Stated problem: Skip the pictures and quote all of the lines exactly.

[Records]

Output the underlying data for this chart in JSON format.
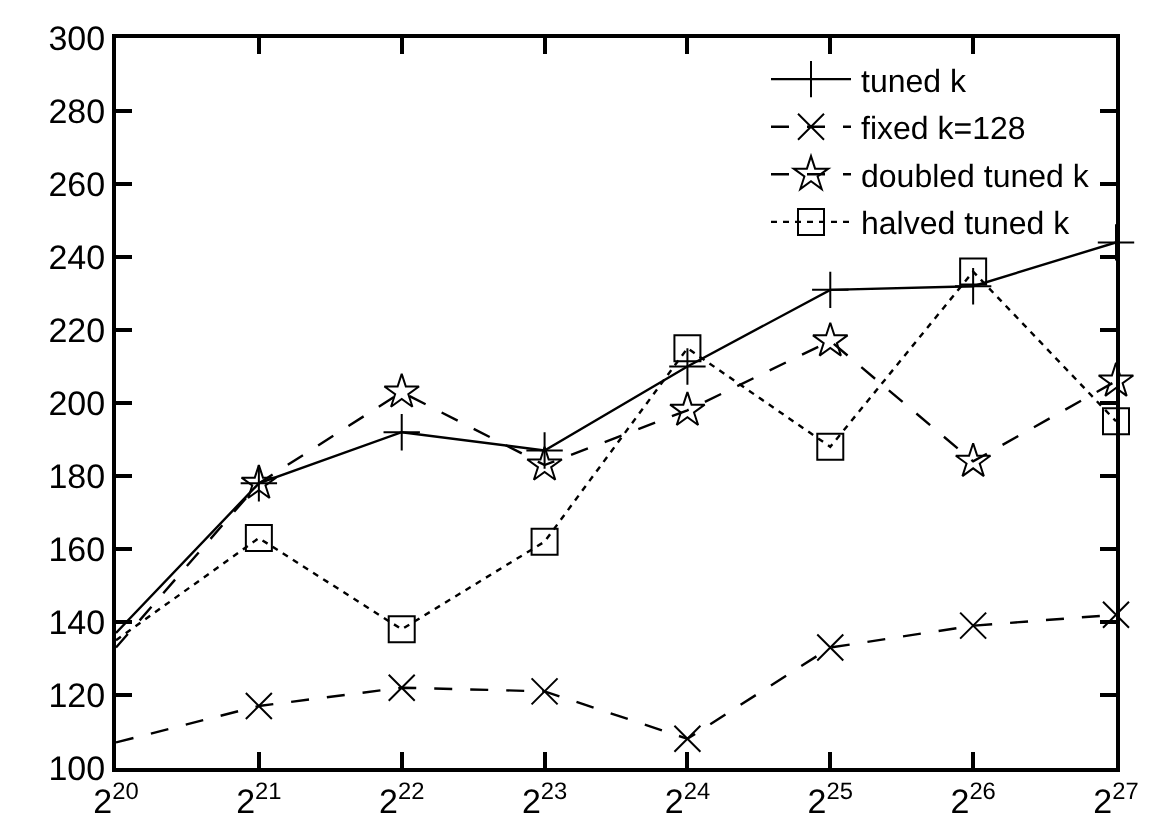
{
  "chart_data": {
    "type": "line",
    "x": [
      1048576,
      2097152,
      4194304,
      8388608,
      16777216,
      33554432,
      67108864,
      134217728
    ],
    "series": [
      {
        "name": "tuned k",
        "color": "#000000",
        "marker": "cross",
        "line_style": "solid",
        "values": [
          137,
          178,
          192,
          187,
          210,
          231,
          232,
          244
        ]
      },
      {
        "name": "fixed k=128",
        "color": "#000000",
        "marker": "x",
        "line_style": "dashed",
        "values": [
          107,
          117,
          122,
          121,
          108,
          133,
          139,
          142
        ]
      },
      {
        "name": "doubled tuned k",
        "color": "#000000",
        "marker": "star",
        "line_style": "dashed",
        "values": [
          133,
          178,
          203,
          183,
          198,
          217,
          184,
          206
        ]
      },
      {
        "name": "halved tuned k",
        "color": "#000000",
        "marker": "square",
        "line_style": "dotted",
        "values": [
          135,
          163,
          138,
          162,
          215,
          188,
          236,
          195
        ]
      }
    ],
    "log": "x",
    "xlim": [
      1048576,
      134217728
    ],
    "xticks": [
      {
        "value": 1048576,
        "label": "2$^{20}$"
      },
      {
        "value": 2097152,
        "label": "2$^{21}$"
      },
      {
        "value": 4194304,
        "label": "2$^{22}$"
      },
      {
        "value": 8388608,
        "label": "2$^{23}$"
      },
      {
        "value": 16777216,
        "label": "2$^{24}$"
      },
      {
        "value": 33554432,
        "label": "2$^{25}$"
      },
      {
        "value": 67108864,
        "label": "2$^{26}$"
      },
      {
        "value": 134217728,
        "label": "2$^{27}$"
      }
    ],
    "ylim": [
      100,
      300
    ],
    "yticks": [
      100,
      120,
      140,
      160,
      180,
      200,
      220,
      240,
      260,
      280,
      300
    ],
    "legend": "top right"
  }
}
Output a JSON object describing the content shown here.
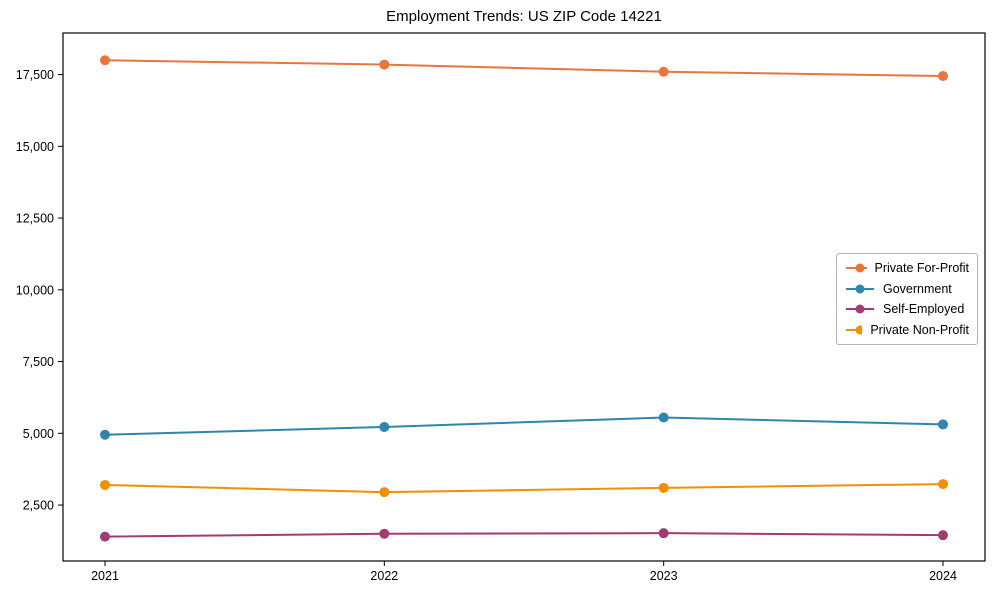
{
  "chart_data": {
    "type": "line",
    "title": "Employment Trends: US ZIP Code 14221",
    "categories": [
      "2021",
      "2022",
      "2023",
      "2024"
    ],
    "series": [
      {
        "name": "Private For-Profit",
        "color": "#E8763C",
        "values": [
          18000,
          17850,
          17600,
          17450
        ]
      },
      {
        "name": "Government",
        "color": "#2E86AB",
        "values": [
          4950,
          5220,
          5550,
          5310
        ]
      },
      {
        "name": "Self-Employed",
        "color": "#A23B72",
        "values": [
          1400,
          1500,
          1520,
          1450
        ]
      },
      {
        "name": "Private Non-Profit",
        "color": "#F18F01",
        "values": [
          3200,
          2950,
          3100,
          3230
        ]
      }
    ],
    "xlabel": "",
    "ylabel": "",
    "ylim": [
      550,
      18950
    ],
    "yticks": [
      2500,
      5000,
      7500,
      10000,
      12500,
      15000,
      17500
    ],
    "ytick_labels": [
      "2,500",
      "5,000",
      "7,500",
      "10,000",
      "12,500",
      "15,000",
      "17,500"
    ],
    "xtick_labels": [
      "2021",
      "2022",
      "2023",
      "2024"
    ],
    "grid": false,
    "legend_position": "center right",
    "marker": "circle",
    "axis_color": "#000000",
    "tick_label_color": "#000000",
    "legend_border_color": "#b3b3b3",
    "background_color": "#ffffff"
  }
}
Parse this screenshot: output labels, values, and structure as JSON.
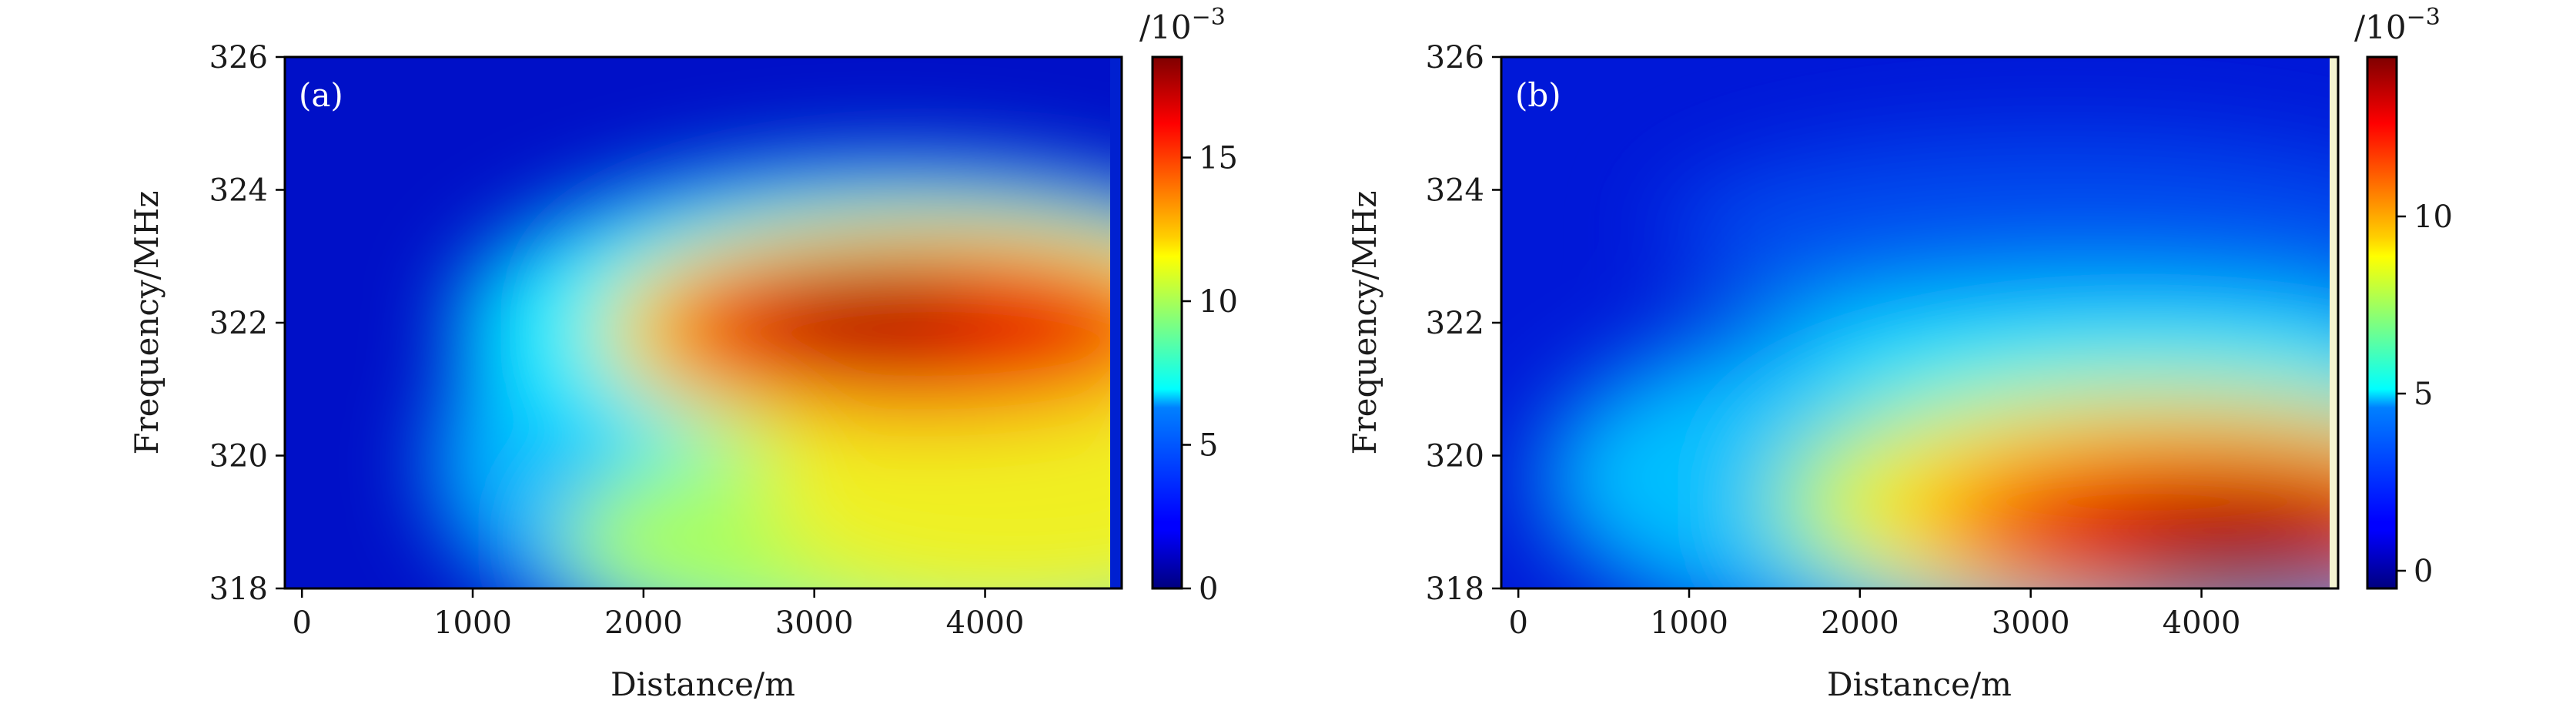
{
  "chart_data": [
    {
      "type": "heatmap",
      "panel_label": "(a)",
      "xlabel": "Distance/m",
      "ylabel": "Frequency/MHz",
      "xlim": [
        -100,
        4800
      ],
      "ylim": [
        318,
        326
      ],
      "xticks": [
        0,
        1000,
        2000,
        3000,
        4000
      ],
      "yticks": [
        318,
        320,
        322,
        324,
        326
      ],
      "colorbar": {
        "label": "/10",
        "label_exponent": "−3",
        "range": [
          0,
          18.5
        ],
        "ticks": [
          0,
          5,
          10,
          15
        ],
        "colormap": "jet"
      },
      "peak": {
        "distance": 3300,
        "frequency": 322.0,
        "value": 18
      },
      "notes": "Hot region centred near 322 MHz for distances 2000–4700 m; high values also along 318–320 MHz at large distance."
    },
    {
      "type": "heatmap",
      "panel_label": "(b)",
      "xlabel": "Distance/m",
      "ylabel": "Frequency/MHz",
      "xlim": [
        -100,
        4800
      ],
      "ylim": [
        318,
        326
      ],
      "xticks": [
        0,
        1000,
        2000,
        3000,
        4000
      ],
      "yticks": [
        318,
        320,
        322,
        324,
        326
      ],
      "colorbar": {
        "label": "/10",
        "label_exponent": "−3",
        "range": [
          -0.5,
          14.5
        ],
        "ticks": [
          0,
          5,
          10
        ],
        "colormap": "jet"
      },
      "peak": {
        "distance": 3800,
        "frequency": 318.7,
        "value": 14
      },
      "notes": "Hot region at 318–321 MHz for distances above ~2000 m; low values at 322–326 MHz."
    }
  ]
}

The completed task:
Output the underlying data for this chart in JSON format.
{
  "chart_data": {
    "type": "line",
    "x": [
      1048576,
      2097152,
      4194304,
      8388608,
      16777216,
      33554432,
      67108864,
      134217728
    ],
    "series": [
      {
        "name": "tuned k",
        "color": "#000000",
        "marker": "cross",
        "line_style": "solid",
        "values": [
          137,
          178,
          192,
          187,
          210,
          231,
          232,
          244
        ]
      },
      {
        "name": "fixed k=128",
        "color": "#000000",
        "marker": "x",
        "line_style": "dashed",
        "values": [
          107,
          117,
          122,
          121,
          108,
          133,
          139,
          142
        ]
      },
      {
        "name": "doubled tuned k",
        "color": "#000000",
        "marker": "star",
        "line_style": "dashed",
        "values": [
          133,
          178,
          203,
          183,
          198,
          217,
          184,
          206
        ]
      },
      {
        "name": "halved tuned k",
        "color": "#000000",
        "marker": "square",
        "line_style": "dotted",
        "values": [
          135,
          163,
          138,
          162,
          215,
          188,
          236,
          195
        ]
      }
    ],
    "log": "x",
    "xlim": [
      1048576,
      134217728
    ],
    "xticks": [
      {
        "value": 1048576,
        "label": "2$^{20}$"
      },
      {
        "value": 2097152,
        "label": "2$^{21}$"
      },
      {
        "value": 4194304,
        "label": "2$^{22}$"
      },
      {
        "value": 8388608,
        "label": "2$^{23}$"
      },
      {
        "value": 16777216,
        "label": "2$^{24}$"
      },
      {
        "value": 33554432,
        "label": "2$^{25}$"
      },
      {
        "value": 67108864,
        "label": "2$^{26}$"
      },
      {
        "value": 134217728,
        "label": "2$^{27}$"
      }
    ],
    "ylim": [
      100,
      300
    ],
    "yticks": [
      100,
      120,
      140,
      160,
      180,
      200,
      220,
      240,
      260,
      280,
      300
    ],
    "legend": "top right"
  }
}
Output a JSON object describing the content shown here.
{
  "chart_data": {
    "type": "line",
    "title": "Employment Trends: US ZIP Code 14221",
    "categories": [
      "2021",
      "2022",
      "2023",
      "2024"
    ],
    "series": [
      {
        "name": "Private For-Profit",
        "color": "#E8763C",
        "values": [
          18000,
          17850,
          17600,
          17450
        ]
      },
      {
        "name": "Government",
        "color": "#2E86AB",
        "values": [
          4950,
          5220,
          5550,
          5310
        ]
      },
      {
        "name": "Self-Employed",
        "color": "#A23B72",
        "values": [
          1400,
          1500,
          1520,
          1450
        ]
      },
      {
        "name": "Private Non-Profit",
        "color": "#F18F01",
        "values": [
          3200,
          2950,
          3100,
          3230
        ]
      }
    ],
    "xlabel": "",
    "ylabel": "",
    "ylim": [
      550,
      18950
    ],
    "yticks": [
      2500,
      5000,
      7500,
      10000,
      12500,
      15000,
      17500
    ],
    "ytick_labels": [
      "2,500",
      "5,000",
      "7,500",
      "10,000",
      "12,500",
      "15,000",
      "17,500"
    ],
    "xtick_labels": [
      "2021",
      "2022",
      "2023",
      "2024"
    ],
    "grid": false,
    "legend_position": "center right",
    "marker": "circle",
    "axis_color": "#000000",
    "tick_label_color": "#000000",
    "legend_border_color": "#b3b3b3",
    "background_color": "#ffffff"
  }
}
Parse this screenshot: output labels, values, and structure as JSON.
{
  "chart_data": [
    {
      "type": "heatmap",
      "panel_label": "(a)",
      "xlabel": "Distance/m",
      "ylabel": "Frequency/MHz",
      "xlim": [
        -100,
        4800
      ],
      "ylim": [
        318,
        326
      ],
      "xticks": [
        0,
        1000,
        2000,
        3000,
        4000
      ],
      "yticks": [
        318,
        320,
        322,
        324,
        326
      ],
      "colorbar": {
        "label": "/10",
        "label_exponent": "−3",
        "range": [
          0,
          18.5
        ],
        "ticks": [
          0,
          5,
          10,
          15
        ],
        "colormap": "jet"
      },
      "peak": {
        "distance": 3300,
        "frequency": 322.0,
        "value": 18
      },
      "notes": "Hot region centred near 322 MHz for distances 2000–4700 m; high values also along 318–320 MHz at large distance."
    },
    {
      "type": "heatmap",
      "panel_label": "(b)",
      "xlabel": "Distance/m",
      "ylabel": "Frequency/MHz",
      "xlim": [
        -100,
        4800
      ],
      "ylim": [
        318,
        326
      ],
      "xticks": [
        0,
        1000,
        2000,
        3000,
        4000
      ],
      "yticks": [
        318,
        320,
        322,
        324,
        326
      ],
      "colorbar": {
        "label": "/10",
        "label_exponent": "−3",
        "range": [
          -0.5,
          14.5
        ],
        "ticks": [
          0,
          5,
          10
        ],
        "colormap": "jet"
      },
      "peak": {
        "distance": 3800,
        "frequency": 318.7,
        "value": 14
      },
      "notes": "Hot region at 318–321 MHz for distances above ~2000 m; low values at 322–326 MHz."
    }
  ]
}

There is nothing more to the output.